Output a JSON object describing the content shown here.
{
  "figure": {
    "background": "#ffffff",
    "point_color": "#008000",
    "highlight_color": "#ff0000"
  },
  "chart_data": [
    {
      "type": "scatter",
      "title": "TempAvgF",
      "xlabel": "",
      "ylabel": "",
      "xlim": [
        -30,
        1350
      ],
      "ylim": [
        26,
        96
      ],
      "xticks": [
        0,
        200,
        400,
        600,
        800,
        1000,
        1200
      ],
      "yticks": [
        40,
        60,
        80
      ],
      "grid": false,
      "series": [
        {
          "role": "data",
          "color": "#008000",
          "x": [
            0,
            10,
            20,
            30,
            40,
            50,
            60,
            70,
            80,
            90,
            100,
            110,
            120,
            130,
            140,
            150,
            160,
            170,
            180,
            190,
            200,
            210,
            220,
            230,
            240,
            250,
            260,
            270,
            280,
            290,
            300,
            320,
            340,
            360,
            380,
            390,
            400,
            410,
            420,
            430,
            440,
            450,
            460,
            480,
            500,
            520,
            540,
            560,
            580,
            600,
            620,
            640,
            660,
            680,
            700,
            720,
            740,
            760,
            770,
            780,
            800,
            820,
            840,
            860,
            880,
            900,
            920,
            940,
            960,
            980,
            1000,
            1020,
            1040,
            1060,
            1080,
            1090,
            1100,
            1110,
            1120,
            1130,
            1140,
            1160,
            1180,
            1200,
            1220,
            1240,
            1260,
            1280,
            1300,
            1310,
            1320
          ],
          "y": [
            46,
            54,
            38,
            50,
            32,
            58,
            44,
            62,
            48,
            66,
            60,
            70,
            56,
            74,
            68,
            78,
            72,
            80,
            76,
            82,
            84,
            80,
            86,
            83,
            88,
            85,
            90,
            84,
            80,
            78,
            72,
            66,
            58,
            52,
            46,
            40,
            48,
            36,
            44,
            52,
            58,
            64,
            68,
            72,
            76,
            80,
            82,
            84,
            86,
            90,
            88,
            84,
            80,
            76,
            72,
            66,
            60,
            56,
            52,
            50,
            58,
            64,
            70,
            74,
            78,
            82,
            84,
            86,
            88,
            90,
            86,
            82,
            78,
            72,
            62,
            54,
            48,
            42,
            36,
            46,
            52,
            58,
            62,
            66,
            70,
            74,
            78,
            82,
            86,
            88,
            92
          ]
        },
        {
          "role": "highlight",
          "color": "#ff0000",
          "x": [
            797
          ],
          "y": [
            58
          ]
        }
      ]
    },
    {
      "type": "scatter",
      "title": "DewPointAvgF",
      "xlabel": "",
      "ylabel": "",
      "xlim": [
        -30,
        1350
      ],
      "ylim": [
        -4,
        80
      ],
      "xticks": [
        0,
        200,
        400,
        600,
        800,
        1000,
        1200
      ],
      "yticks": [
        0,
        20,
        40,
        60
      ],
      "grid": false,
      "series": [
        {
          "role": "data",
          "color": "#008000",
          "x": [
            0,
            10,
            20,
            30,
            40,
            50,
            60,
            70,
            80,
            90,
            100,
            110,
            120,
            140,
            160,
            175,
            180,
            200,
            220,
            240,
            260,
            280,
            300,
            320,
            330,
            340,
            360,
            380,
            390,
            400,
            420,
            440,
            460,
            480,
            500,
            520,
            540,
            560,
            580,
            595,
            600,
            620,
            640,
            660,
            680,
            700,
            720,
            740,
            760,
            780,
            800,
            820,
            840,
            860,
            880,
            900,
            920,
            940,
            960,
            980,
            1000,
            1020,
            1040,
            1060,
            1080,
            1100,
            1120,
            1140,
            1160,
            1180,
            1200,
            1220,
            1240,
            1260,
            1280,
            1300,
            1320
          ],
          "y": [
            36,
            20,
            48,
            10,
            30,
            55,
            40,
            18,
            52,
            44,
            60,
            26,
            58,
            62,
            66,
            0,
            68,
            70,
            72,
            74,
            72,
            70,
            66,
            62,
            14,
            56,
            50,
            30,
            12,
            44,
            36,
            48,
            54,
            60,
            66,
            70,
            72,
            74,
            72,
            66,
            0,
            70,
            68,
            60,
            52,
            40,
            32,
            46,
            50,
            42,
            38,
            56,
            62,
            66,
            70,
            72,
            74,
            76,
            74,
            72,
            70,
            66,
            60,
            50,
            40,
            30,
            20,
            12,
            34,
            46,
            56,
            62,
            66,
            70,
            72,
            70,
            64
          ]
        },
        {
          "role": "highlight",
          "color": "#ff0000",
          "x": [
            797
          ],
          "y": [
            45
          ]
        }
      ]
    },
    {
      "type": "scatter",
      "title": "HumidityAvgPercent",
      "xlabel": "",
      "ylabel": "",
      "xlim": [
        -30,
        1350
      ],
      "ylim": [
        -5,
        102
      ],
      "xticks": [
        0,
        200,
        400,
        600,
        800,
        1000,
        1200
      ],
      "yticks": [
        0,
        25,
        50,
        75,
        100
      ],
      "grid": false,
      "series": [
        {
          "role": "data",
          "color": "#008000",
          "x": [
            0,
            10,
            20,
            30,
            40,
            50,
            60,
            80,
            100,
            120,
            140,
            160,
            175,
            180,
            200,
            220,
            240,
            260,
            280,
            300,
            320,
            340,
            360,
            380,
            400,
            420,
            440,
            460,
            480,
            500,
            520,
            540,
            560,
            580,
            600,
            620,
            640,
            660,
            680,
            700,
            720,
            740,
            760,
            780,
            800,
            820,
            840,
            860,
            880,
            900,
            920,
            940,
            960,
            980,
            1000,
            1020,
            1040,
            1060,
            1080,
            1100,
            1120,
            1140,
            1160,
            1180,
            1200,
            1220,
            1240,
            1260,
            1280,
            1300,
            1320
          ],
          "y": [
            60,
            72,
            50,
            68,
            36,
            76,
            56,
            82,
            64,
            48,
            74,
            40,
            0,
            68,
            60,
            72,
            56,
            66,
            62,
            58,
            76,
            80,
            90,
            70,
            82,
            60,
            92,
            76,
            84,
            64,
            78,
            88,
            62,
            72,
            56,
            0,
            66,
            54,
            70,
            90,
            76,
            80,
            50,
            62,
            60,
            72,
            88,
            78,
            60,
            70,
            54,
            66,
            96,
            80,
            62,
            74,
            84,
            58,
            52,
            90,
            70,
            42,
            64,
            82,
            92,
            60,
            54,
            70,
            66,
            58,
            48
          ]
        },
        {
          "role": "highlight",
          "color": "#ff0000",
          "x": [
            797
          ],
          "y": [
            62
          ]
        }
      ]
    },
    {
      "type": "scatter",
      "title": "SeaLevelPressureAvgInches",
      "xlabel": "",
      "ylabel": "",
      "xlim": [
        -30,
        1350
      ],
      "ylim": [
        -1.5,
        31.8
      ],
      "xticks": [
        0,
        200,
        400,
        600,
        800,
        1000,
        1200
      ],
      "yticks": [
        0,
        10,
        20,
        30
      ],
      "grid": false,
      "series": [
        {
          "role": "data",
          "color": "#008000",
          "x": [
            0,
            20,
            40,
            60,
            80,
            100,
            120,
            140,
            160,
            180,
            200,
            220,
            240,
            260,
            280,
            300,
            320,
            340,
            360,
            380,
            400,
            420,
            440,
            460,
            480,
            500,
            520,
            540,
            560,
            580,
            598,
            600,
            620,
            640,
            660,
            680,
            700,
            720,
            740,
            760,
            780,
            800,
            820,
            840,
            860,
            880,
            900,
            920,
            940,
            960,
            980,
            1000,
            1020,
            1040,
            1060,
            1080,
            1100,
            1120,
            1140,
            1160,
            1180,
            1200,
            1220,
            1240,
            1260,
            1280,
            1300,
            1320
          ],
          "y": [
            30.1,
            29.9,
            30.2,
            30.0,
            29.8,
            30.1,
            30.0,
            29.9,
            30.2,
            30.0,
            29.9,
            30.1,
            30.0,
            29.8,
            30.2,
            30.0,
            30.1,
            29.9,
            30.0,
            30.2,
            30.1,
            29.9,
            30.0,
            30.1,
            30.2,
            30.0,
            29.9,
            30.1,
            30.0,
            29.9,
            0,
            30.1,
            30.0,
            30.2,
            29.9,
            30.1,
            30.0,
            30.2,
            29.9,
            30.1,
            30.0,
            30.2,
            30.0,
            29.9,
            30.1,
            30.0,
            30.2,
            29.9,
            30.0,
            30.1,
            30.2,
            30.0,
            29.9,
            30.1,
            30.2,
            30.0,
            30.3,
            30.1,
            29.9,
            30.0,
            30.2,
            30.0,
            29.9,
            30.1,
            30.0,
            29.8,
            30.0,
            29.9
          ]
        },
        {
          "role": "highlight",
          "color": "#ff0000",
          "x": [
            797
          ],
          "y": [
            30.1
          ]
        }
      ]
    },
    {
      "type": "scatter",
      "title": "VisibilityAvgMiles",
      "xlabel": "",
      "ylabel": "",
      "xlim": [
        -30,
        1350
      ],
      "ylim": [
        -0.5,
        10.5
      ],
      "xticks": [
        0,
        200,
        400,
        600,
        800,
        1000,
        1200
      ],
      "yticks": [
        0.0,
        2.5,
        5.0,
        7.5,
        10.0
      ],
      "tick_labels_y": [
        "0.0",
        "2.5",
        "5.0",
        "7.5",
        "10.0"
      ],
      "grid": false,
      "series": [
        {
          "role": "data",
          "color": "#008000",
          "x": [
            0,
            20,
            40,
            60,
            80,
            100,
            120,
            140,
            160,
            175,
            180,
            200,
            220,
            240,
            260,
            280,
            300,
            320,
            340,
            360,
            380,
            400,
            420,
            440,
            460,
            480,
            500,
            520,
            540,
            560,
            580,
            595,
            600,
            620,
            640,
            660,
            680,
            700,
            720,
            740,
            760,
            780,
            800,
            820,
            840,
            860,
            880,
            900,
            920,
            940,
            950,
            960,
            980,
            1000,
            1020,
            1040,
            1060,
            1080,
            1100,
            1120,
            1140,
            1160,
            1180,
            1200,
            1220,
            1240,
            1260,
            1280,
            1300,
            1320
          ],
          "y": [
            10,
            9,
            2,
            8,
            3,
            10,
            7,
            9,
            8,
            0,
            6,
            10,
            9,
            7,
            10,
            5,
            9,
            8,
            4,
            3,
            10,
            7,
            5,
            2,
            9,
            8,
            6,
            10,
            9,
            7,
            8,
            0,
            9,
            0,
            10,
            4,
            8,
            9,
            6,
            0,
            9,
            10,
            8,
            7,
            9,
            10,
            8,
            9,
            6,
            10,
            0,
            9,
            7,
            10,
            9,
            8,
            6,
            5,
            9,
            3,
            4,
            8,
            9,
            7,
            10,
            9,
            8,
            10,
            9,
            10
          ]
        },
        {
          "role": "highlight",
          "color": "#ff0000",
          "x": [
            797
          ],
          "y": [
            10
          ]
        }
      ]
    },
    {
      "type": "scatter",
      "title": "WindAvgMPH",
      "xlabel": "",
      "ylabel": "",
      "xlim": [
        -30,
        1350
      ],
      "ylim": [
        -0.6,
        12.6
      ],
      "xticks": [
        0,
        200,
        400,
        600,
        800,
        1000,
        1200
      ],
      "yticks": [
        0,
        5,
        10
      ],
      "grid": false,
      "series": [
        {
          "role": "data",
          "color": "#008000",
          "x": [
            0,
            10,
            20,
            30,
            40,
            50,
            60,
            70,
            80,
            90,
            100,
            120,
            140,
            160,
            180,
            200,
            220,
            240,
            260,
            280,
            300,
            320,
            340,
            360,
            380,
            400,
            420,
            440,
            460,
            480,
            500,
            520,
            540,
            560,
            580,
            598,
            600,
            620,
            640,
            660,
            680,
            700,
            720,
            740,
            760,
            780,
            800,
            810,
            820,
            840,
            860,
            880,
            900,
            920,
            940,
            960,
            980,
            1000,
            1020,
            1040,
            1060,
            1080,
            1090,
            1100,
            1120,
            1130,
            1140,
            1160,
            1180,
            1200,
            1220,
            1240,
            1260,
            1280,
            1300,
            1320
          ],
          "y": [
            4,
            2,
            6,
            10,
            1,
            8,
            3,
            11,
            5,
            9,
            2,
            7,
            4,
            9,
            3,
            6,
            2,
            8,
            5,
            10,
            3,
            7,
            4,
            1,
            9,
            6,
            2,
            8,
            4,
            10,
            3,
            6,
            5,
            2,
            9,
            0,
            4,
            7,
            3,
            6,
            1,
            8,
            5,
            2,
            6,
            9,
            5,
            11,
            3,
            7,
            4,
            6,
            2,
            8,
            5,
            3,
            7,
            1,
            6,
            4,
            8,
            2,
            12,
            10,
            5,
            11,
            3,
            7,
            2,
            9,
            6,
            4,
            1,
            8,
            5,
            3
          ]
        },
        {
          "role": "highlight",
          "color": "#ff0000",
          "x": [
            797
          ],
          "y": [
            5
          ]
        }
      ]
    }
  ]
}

WORK REQUIRED - Search the data for the string "title" and copy each line where it appears.

RESPONSE BELOW -
      "title": "TempAvgF",
      "title": "DewPointAvgF",
      "title": "HumidityAvgPercent",
      "title": "SeaLevelPressureAvgInches",
      "title": "VisibilityAvgMiles",
      "title": "WindAvgMPH",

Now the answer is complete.